[What is being asked] Produce an exact transcription of the listing below, omitting the pictures.

[The records]
────
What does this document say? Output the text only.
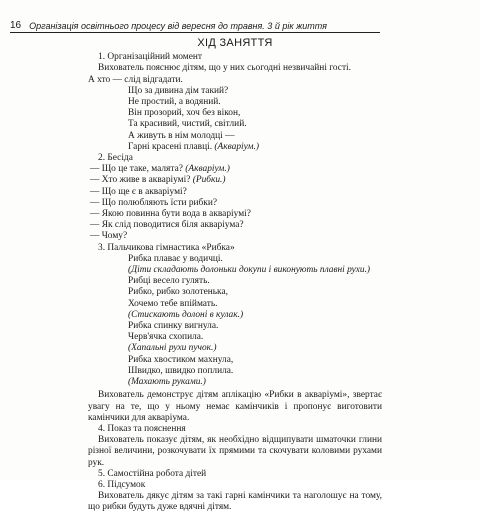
16 Організація освітнього процесу від вересня до травня. 3 й рік життя
ХІД ЗАНЯТТЯ
1. Організаційний момент
Вихователь пояснює дітям, що у них сьогодні незвичайні гості.
А хто — слід відгадати.
Що за дивина дім такий?
Не простий, а водяний.
Він прозорий, хоч без вікон,
Та красивий, чистий, світлий.
А живуть в нім молодці —
Гарні красені плавці. (Акваріум.)
2. Бесіда
— Що це таке, малята? (Акваріум.)
— Хто живе в акваріумі? (Рибки.)
— Що ще є в акваріумі?
— Що полюбляють їсти рибки?
— Якою повинна бути вода в акваріумі?
— Як слід поводитися біля акваріума?
— Чому?
3. Пальчикова гімнастика «Рибка»
Рибка плаває у водичці.
(Діти складають долоньки докупи і виконують плавні рухи.)
Рибці весело гулять.
Рибко, рибко золотенька,
Хочемо тебе впіймать.
(Стискають долоні в кулак.)
Рибка спинку вигнула.
Черв'ячка схопила.
(Хапальні рухи пучок.)
Рибка хвостиком махнула,
Швидко, швидко поплила.
(Махають руками.)
Вихователь демонструє дітям аплікацію «Рибки в акваріумі», звертає увагу на те, що у ньому немає камінчиків і пропонує виготовити камінчики для акваріума.
4. Показ та пояснення
Вихователь показує дітям, як необхідно відщипувати шматочки глини різної величини, розкочувати їх прямими та скочувати коловими рухами рук.
5. Самостійна робота дітей
6. Підсумок
Вихователь дякує дітям за такі гарні камінчики та наголошує на тому, що рибки будуть дуже вдячні дітям.
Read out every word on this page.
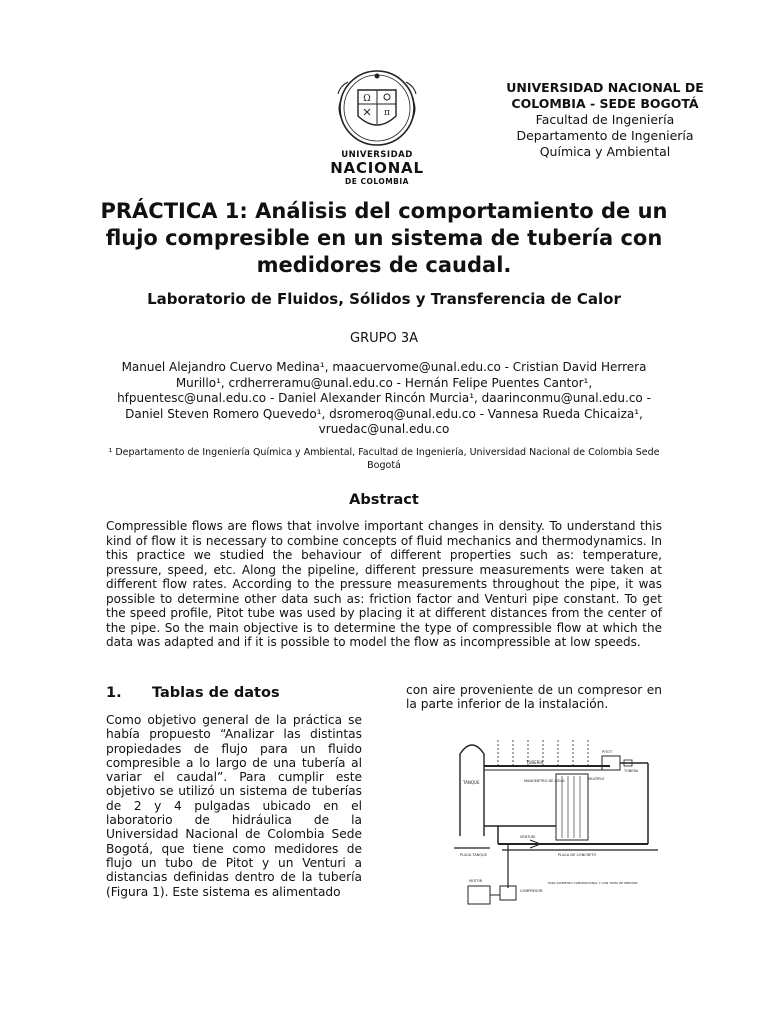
Ω
π
UNIVERSIDAD
NACIONAL
DE COLOMBIA
UNIVERSIDAD NACIONAL DE
COLOMBIA - SEDE BOGOTÁ
Facultad de Ingeniería
Departamento de Ingeniería
Química y Ambiental
PRÁCTICA 1: Análisis del comportamiento de un flujo compresible en un sistema de tubería con medidores de caudal.
Laboratorio de Fluidos, Sólidos y Transferencia de Calor
GRUPO 3A
Manuel Alejandro Cuervo Medina¹, maacuervome@unal.edu.co - Cristian David Herrera Murillo¹, crdherreramu@unal.edu.co - Hernán Felipe Puentes Cantor¹, hfpuentesc@unal.edu.co - Daniel Alexander Rincón Murcia¹, daarinconmu@unal.edu.co - Daniel Steven Romero Quevedo¹, dsromeroq@unal.edu.co - Vannesa Rueda Chicaiza¹, vruedac@unal.edu.co
¹ Departamento de Ingeniería Química y Ambiental, Facultad de Ingeniería, Universidad Nacional de Colombia Sede Bogotá
Abstract
Compressible flows are flows that involve important changes in density. To understand this kind of flow it is necessary to combine concepts of fluid mechanics and thermodynamics. In this practice we studied the behaviour of different properties such as: temperature, pressure, speed, etc. Along the pipeline, different pressure measurements were taken at different flow rates. According to the pressure measurements throughout the pipe, it was possible to determine other data such as: friction factor and Venturi pipe constant. To get the speed profile, Pitot tube was used by placing it at different distances from the center of the pipe. So the main objective is to determine the type of compressible flow at which the data was adapted and if it is possible to model the flow as incompressible at low speeds.
1. Tablas de datos
Como objetivo general de la práctica se había propuesto “Analizar las distintas propiedades de flujo para un fluido compresible a lo largo de una tubería al variar el caudal”. Para cumplir este objetivo se utilizó un sistema de tuberías de 2 y 4 pulgadas ubicado en el laboratorio de hidráulica de la Universidad Nacional de Colombia Sede Bogotá, que tiene como medidores de flujo un tubo de Pitot y un Venturi a distancias definidas dentro de la tubería (Figura 1). Este sistema es alimentado
con aire proveniente de un compresor en la parte inferior de la instalación.
TANQUE
TUBERIA
PITOT
TOBERA
MANOMETRO DE AGUA	MULTIPLE
VENTURI
PLACA TANQUE	PLACA DE CONCRETO
COMPRESOR
MOTOR	PARA DIAMETRO CONVENCIONAL Y CON TOMA DE PRESION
────
[Reply]
What does this document say? Output the text only.
16 Організація освітнього процесу від вересня до травня. 3 й рік життя
ХІД ЗАНЯТТЯ
1. Організаційний момент
Вихователь пояснює дітям, що у них сьогодні незвичайні гості.
А хто — слід відгадати.
Що за дивина дім такий?
Не простий, а водяний.
Він прозорий, хоч без вікон,
Та красивий, чистий, світлий.
А живуть в нім молодці —
Гарні красені плавці. (Акваріум.)
2. Бесіда
— Що це таке, малята? (Акваріум.)
— Хто живе в акваріумі? (Рибки.)
— Що ще є в акваріумі?
— Що полюбляють їсти рибки?
— Якою повинна бути вода в акваріумі?
— Як слід поводитися біля акваріума?
— Чому?
3. Пальчикова гімнастика «Рибка»
Рибка плаває у водичці.
(Діти складають долоньки докупи і виконують плавні рухи.)
Рибці весело гулять.
Рибко, рибко золотенька,
Хочемо тебе впіймать.
(Стискають долоні в кулак.)
Рибка спинку вигнула.
Черв'ячка схопила.
(Хапальні рухи пучок.)
Рибка хвостиком махнула,
Швидко, швидко поплила.
(Махають руками.)
Вихователь демонструє дітям аплікацію «Рибки в акваріумі», звертає увагу на те, що у ньому немає камінчиків і пропонує виготовити камінчики для акваріума.
4. Показ та пояснення
Вихователь показує дітям, як необхідно відщипувати шматочки глини різної величини, розкочувати їх прямими та скочувати коловими рухами рук.
5. Самостійна робота дітей
6. Підсумок
Вихователь дякує дітям за такі гарні камінчики та наголошує на тому, що рибки будуть дуже вдячні дітям.
Read out every word on this page.
Ω
π
UNIVERSIDAD
NACIONAL
DE COLOMBIA
UNIVERSIDAD NACIONAL DE
COLOMBIA - SEDE BOGOTÁ
Facultad de Ingeniería
Departamento de Ingeniería
Química y Ambiental
PRÁCTICA 1: Análisis del comportamiento de un flujo compresible en un sistema de tubería con medidores de caudal.
Laboratorio de Fluidos, Sólidos y Transferencia de Calor
GRUPO 3A
Manuel Alejandro Cuervo Medina¹, maacuervome@unal.edu.co - Cristian David Herrera Murillo¹, crdherreramu@unal.edu.co - Hernán Felipe Puentes Cantor¹, hfpuentesc@unal.edu.co - Daniel Alexander Rincón Murcia¹, daarinconmu@unal.edu.co - Daniel Steven Romero Quevedo¹, dsromeroq@unal.edu.co - Vannesa Rueda Chicaiza¹, vruedac@unal.edu.co
¹ Departamento de Ingeniería Química y Ambiental, Facultad de Ingeniería, Universidad Nacional de Colombia Sede Bogotá
Abstract
Compressible flows are flows that involve important changes in density. To understand this kind of flow it is necessary to combine concepts of fluid mechanics and thermodynamics. In this practice we studied the behaviour of different properties such as: temperature, pressure, speed, etc. Along the pipeline, different pressure measurements were taken at different flow rates. According to the pressure measurements throughout the pipe, it was possible to determine other data such as: friction factor and Venturi pipe constant. To get the speed profile, Pitot tube was used by placing it at different distances from the center of the pipe. So the main objective is to determine the type of compressible flow at which the data was adapted and if it is possible to model the flow as incompressible at low speeds.
1. Tablas de datos
Como objetivo general de la práctica se había propuesto “Analizar las distintas propiedades de flujo para un fluido compresible a lo largo de una tubería al variar el caudal”. Para cumplir este objetivo se utilizó un sistema de tuberías de 2 y 4 pulgadas ubicado en el laboratorio de hidráulica de la Universidad Nacional de Colombia Sede Bogotá, que tiene como medidores de flujo un tubo de Pitot y un Venturi a distancias definidas dentro de la tubería (Figura 1). Este sistema es alimentado
con aire proveniente de un compresor en la parte inferior de la instalación.
TANQUE
TUBERIA
PITOT
TOBERA
MANOMETRO DE AGUA	MULTIPLE
VENTURI
PLACA TANQUE	PLACA DE CONCRETO
COMPRESOR
MOTOR	PARA DIAMETRO CONVENCIONAL Y CON TOMA DE PRESION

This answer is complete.